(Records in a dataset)
▼

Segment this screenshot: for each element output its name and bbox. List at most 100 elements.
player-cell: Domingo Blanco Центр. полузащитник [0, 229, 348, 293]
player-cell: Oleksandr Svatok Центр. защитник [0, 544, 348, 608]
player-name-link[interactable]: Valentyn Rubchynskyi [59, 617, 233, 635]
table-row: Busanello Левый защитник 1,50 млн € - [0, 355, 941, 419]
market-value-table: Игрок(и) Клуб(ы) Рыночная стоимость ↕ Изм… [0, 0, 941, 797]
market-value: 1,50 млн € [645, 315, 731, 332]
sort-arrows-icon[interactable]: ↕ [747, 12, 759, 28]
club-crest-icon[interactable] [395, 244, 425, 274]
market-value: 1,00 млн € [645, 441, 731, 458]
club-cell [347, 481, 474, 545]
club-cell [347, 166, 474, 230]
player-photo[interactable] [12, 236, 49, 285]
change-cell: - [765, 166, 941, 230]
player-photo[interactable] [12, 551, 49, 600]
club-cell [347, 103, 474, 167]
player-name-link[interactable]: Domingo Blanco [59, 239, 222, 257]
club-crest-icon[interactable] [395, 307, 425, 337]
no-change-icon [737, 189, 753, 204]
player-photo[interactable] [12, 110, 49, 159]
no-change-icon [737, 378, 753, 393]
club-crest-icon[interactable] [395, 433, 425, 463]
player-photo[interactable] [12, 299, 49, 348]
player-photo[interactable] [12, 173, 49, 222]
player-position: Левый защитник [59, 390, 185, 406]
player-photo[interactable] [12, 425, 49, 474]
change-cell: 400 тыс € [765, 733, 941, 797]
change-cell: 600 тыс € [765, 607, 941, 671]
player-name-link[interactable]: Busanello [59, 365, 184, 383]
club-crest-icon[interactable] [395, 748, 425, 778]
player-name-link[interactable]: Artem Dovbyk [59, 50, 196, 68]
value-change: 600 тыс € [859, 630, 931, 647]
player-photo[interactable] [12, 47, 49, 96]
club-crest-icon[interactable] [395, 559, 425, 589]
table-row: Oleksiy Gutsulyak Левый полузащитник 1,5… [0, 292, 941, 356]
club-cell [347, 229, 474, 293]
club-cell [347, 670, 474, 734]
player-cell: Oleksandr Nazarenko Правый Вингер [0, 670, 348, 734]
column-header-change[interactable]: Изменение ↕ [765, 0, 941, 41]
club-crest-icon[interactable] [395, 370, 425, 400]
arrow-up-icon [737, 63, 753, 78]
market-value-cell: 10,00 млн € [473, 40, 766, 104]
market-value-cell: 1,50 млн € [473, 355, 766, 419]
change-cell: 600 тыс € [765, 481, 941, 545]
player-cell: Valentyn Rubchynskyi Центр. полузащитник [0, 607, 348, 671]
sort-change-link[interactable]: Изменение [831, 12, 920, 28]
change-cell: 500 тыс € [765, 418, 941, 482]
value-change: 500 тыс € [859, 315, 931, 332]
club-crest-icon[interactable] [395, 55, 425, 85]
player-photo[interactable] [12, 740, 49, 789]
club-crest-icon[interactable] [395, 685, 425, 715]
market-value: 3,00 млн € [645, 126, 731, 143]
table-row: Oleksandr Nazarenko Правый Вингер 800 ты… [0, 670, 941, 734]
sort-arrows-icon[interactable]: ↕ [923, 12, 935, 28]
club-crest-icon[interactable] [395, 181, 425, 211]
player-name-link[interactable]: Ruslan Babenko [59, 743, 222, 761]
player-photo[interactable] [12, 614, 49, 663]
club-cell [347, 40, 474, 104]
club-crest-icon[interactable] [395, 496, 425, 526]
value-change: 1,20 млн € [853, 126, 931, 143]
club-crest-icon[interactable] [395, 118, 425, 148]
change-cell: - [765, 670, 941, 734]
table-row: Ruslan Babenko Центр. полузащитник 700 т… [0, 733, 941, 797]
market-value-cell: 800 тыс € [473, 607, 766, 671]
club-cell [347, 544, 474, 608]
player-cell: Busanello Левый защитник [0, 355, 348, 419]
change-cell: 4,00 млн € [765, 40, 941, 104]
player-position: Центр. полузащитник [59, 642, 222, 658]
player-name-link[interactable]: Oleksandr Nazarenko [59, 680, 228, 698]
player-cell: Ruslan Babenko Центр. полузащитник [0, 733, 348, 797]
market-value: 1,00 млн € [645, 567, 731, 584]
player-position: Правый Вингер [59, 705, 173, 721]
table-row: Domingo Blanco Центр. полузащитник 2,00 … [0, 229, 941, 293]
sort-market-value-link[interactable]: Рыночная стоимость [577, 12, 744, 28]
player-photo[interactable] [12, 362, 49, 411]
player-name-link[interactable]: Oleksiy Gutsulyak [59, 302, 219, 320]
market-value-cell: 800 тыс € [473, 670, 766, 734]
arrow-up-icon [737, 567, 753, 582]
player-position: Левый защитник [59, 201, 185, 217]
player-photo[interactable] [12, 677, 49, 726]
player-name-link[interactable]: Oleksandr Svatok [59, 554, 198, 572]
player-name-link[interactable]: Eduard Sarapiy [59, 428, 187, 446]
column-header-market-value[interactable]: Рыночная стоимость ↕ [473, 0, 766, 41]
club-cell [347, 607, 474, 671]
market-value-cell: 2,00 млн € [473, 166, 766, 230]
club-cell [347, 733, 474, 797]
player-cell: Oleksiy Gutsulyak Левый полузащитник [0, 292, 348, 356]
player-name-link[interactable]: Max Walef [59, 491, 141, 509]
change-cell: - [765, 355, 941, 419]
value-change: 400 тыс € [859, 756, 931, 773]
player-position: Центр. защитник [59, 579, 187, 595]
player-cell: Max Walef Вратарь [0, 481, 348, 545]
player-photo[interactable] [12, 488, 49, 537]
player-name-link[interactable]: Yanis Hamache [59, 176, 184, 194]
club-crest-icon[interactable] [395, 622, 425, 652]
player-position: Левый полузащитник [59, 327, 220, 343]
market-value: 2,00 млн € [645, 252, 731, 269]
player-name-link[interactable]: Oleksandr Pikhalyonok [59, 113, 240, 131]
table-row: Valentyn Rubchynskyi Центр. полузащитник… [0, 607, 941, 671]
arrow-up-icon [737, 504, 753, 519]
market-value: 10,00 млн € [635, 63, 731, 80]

▲

* _Task prompt_
Reproduce every line of the listing above verbatim, with no changes.

* _Expected answer_
Segment this screenshot: for each element output its name and bbox. List at most 100 elements.
player-cell: Domingo Blanco Центр. полузащитник [0, 229, 348, 293]
player-cell: Oleksandr Svatok Центр. защитник [0, 544, 348, 608]
player-name-link[interactable]: Valentyn Rubchynskyi [59, 617, 233, 635]
table-row: Busanello Левый защитник 1,50 млн € - [0, 355, 941, 419]
market-value-table: Игрок(и) Клуб(ы) Рыночная стоимость ↕ Изм… [0, 0, 941, 797]
market-value: 1,50 млн € [645, 315, 731, 332]
sort-arrows-icon[interactable]: ↕ [747, 12, 759, 28]
club-crest-icon[interactable] [395, 244, 425, 274]
market-value: 1,00 млн € [645, 441, 731, 458]
club-cell [347, 481, 474, 545]
club-cell [347, 166, 474, 230]
player-photo[interactable] [12, 236, 49, 285]
change-cell: - [765, 166, 941, 230]
player-photo[interactable] [12, 551, 49, 600]
club-cell [347, 103, 474, 167]
player-name-link[interactable]: Domingo Blanco [59, 239, 222, 257]
club-crest-icon[interactable] [395, 307, 425, 337]
no-change-icon [737, 189, 753, 204]
player-photo[interactable] [12, 110, 49, 159]
no-change-icon [737, 378, 753, 393]
club-crest-icon[interactable] [395, 433, 425, 463]
player-photo[interactable] [12, 299, 49, 348]
player-photo[interactable] [12, 173, 49, 222]
player-position: Левый защитник [59, 390, 185, 406]
player-photo[interactable] [12, 425, 49, 474]
change-cell: 400 тыс € [765, 733, 941, 797]
change-cell: 600 тыс € [765, 607, 941, 671]
player-name-link[interactable]: Busanello [59, 365, 184, 383]
club-crest-icon[interactable] [395, 748, 425, 778]
player-name-link[interactable]: Artem Dovbyk [59, 50, 196, 68]
value-change: 600 тыс € [859, 630, 931, 647]
player-photo[interactable] [12, 47, 49, 96]
club-crest-icon[interactable] [395, 559, 425, 589]
table-row: Oleksiy Gutsulyak Левый полузащитник 1,5… [0, 292, 941, 356]
club-cell [347, 229, 474, 293]
club-cell [347, 670, 474, 734]
player-cell: Oleksandr Nazarenko Правый Вингер [0, 670, 348, 734]
column-header-change[interactable]: Изменение ↕ [765, 0, 941, 41]
club-crest-icon[interactable] [395, 370, 425, 400]
arrow-up-icon [737, 63, 753, 78]
market-value-cell: 10,00 млн € [473, 40, 766, 104]
market-value-cell: 1,50 млн € [473, 355, 766, 419]
change-cell: 600 тыс € [765, 481, 941, 545]
player-cell: Valentyn Rubchynskyi Центр. полузащитник [0, 607, 348, 671]
sort-change-link[interactable]: Изменение [831, 12, 920, 28]
change-cell: 500 тыс € [765, 418, 941, 482]
value-change: 500 тыс € [859, 315, 931, 332]
club-crest-icon[interactable] [395, 55, 425, 85]
player-photo[interactable] [12, 740, 49, 789]
club-crest-icon[interactable] [395, 685, 425, 715]
market-value: 3,00 млн € [645, 126, 731, 143]
table-row: Oleksandr Nazarenko Правый Вингер 800 ты… [0, 670, 941, 734]
sort-arrows-icon[interactable]: ↕ [923, 12, 935, 28]
club-crest-icon[interactable] [395, 181, 425, 211]
player-name-link[interactable]: Ruslan Babenko [59, 743, 222, 761]
player-photo[interactable] [12, 614, 49, 663]
club-cell [347, 40, 474, 104]
club-crest-icon[interactable] [395, 496, 425, 526]
value-change: 1,20 млн € [853, 126, 931, 143]
club-crest-icon[interactable] [395, 118, 425, 148]
change-cell: - [765, 670, 941, 734]
table-row: Ruslan Babenko Центр. полузащитник 700 т… [0, 733, 941, 797]
market-value-cell: 800 тыс € [473, 607, 766, 671]
club-cell [347, 544, 474, 608]
player-cell: Busanello Левый защитник [0, 355, 348, 419]
change-cell: 4,00 млн € [765, 40, 941, 104]
player-position: Центр. полузащитник [59, 642, 222, 658]
player-name-link[interactable]: Oleksandr Nazarenko [59, 680, 228, 698]
player-cell: Ruslan Babenko Центр. полузащитник [0, 733, 348, 797]
market-value: 1,00 млн € [645, 567, 731, 584]
player-position: Правый Вингер [59, 705, 173, 721]
table-row: Domingo Blanco Центр. полузащитник 2,00 … [0, 229, 941, 293]
sort-market-value-link[interactable]: Рыночная стоимость [577, 12, 744, 28]
player-photo[interactable] [12, 362, 49, 411]
player-name-link[interactable]: Oleksiy Gutsulyak [59, 302, 219, 320]
market-value-cell: 800 тыс € [473, 670, 766, 734]
arrow-up-icon [737, 567, 753, 582]
player-position: Левый защитник [59, 201, 185, 217]
player-photo[interactable] [12, 677, 49, 726]
player-name-link[interactable]: Oleksandr Svatok [59, 554, 198, 572]
player-name-link[interactable]: Eduard Sarapiy [59, 428, 187, 446]
column-header-market-value[interactable]: Рыночная стоимость ↕ [473, 0, 766, 41]
club-cell [347, 607, 474, 671]
market-value-cell: 2,00 млн € [473, 166, 766, 230]
club-cell [347, 733, 474, 797]
player-cell: Oleksiy Gutsulyak Левый полузащитник [0, 292, 348, 356]
player-name-link[interactable]: Max Walef [59, 491, 141, 509]
change-cell: - [765, 355, 941, 419]
value-change: 400 тыс € [859, 756, 931, 773]
player-position: Центр. защитник [59, 579, 187, 595]
player-cell: Max Walef Вратарь [0, 481, 348, 545]
player-photo[interactable] [12, 488, 49, 537]
player-name-link[interactable]: Yanis Hamache [59, 176, 184, 194]
club-crest-icon[interactable] [395, 622, 425, 652]
player-position: Левый полузащитник [59, 327, 220, 343]
market-value: 2,00 млн € [645, 252, 731, 269]
player-name-link[interactable]: Oleksandr Pikhalyonok [59, 113, 240, 131]
table-row: Valentyn Rubchynskyi Центр. полузащитник… [0, 607, 941, 671]
arrow-up-icon [737, 504, 753, 519]
market-value: 10,00 млн € [635, 63, 731, 80]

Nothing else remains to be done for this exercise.